* _Directive_:
Every line that contains the word "JSON" should be copied out.
## BEGIN Material for the task
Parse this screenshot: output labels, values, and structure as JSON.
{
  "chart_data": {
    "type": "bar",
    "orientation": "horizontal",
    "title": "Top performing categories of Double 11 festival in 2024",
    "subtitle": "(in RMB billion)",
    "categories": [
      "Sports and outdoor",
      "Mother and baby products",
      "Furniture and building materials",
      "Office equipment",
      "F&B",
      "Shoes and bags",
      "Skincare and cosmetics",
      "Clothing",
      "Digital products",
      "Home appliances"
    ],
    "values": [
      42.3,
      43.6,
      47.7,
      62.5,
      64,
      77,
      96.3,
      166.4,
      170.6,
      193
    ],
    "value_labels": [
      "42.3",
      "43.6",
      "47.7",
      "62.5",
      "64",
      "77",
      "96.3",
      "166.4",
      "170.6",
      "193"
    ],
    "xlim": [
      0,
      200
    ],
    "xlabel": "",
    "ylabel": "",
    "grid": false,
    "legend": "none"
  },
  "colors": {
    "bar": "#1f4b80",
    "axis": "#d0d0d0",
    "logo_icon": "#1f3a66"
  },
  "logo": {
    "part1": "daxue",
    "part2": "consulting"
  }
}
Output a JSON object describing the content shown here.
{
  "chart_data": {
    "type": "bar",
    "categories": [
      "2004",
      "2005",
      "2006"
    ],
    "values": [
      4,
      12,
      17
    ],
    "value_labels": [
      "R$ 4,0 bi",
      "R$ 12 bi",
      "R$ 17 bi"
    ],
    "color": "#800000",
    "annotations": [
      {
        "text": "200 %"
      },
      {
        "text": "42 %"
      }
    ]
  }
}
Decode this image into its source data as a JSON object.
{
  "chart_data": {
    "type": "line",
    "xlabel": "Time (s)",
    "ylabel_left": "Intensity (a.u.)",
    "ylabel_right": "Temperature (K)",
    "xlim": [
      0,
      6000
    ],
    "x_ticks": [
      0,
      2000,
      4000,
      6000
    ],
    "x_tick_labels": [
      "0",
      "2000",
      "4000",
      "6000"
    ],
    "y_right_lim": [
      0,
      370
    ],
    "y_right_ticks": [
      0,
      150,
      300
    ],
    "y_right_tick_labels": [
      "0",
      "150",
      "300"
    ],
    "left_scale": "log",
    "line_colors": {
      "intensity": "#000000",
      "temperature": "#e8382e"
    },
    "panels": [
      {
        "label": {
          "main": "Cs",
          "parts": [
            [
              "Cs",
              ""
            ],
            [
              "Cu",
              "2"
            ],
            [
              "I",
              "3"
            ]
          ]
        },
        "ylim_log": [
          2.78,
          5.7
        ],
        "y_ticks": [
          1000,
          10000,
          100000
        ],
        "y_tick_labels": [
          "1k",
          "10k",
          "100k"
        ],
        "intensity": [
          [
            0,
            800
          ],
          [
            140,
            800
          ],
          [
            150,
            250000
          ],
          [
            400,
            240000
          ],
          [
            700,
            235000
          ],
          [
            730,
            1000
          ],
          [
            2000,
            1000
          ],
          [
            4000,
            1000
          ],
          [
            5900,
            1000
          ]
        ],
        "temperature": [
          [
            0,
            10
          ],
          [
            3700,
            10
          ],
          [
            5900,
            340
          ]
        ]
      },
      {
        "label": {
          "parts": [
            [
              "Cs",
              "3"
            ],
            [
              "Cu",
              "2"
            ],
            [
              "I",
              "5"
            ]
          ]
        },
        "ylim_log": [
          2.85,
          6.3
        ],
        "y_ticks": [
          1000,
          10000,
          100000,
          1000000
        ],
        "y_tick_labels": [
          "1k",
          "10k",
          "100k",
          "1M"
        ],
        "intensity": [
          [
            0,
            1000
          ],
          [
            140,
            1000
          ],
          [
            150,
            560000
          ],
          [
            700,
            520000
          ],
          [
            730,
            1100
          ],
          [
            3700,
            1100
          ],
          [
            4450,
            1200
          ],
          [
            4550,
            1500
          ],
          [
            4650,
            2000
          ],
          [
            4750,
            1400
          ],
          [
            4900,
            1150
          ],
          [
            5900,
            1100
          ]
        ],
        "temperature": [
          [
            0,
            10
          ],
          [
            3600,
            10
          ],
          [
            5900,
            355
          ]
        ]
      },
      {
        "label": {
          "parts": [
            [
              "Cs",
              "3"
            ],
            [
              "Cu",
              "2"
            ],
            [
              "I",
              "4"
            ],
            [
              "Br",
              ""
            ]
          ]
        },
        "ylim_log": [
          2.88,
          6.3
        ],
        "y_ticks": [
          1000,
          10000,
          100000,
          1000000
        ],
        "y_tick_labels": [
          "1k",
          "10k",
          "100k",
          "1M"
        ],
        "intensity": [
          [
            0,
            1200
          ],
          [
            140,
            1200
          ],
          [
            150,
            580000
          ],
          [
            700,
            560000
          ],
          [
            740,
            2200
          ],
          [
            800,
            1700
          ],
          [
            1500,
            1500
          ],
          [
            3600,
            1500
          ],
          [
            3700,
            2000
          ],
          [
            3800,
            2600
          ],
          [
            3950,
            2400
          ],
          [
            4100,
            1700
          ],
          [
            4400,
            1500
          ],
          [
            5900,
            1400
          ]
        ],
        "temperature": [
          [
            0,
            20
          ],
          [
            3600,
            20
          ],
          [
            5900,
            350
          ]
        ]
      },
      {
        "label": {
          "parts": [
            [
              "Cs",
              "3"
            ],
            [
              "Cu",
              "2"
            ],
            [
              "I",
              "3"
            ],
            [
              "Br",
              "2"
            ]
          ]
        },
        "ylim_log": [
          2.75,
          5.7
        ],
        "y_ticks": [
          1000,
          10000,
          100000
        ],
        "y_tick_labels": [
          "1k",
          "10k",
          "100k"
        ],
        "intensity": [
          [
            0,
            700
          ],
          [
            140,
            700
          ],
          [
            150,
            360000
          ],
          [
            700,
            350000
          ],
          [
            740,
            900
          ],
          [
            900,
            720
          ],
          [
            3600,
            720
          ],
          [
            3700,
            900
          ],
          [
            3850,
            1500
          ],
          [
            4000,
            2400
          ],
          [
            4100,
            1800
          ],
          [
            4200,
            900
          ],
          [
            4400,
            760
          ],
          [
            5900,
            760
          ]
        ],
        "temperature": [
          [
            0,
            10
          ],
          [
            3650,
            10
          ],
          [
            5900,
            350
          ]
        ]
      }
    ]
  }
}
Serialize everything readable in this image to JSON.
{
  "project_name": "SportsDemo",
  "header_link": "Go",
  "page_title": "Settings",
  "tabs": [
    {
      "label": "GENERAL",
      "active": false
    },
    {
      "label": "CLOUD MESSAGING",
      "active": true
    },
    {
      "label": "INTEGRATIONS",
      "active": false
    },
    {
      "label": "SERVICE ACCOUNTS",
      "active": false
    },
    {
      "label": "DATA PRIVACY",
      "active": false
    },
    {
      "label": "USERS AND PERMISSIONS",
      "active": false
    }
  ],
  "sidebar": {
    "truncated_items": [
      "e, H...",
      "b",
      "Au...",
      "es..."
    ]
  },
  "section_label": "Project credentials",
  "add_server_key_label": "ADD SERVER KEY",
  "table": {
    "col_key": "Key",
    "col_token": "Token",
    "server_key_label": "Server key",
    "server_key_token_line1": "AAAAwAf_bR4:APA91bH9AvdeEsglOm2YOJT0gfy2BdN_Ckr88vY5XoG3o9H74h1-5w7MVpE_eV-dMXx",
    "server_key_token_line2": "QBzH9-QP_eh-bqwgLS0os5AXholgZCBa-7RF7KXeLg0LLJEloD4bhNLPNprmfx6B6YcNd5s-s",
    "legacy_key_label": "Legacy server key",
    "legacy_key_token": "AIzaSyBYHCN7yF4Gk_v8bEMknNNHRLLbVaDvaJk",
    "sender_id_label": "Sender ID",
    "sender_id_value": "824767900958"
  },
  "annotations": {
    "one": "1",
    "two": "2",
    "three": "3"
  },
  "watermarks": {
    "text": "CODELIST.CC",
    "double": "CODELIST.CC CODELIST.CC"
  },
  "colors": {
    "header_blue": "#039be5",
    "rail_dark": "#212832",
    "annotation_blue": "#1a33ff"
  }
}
## END Material for the task
* _Problem solution_:
Parse this screenshot: output labels, values, and structure as JSON.
Output a JSON object describing the content shown here.
Decode this image into its source data as a JSON object.
Serialize everything readable in this image to JSON.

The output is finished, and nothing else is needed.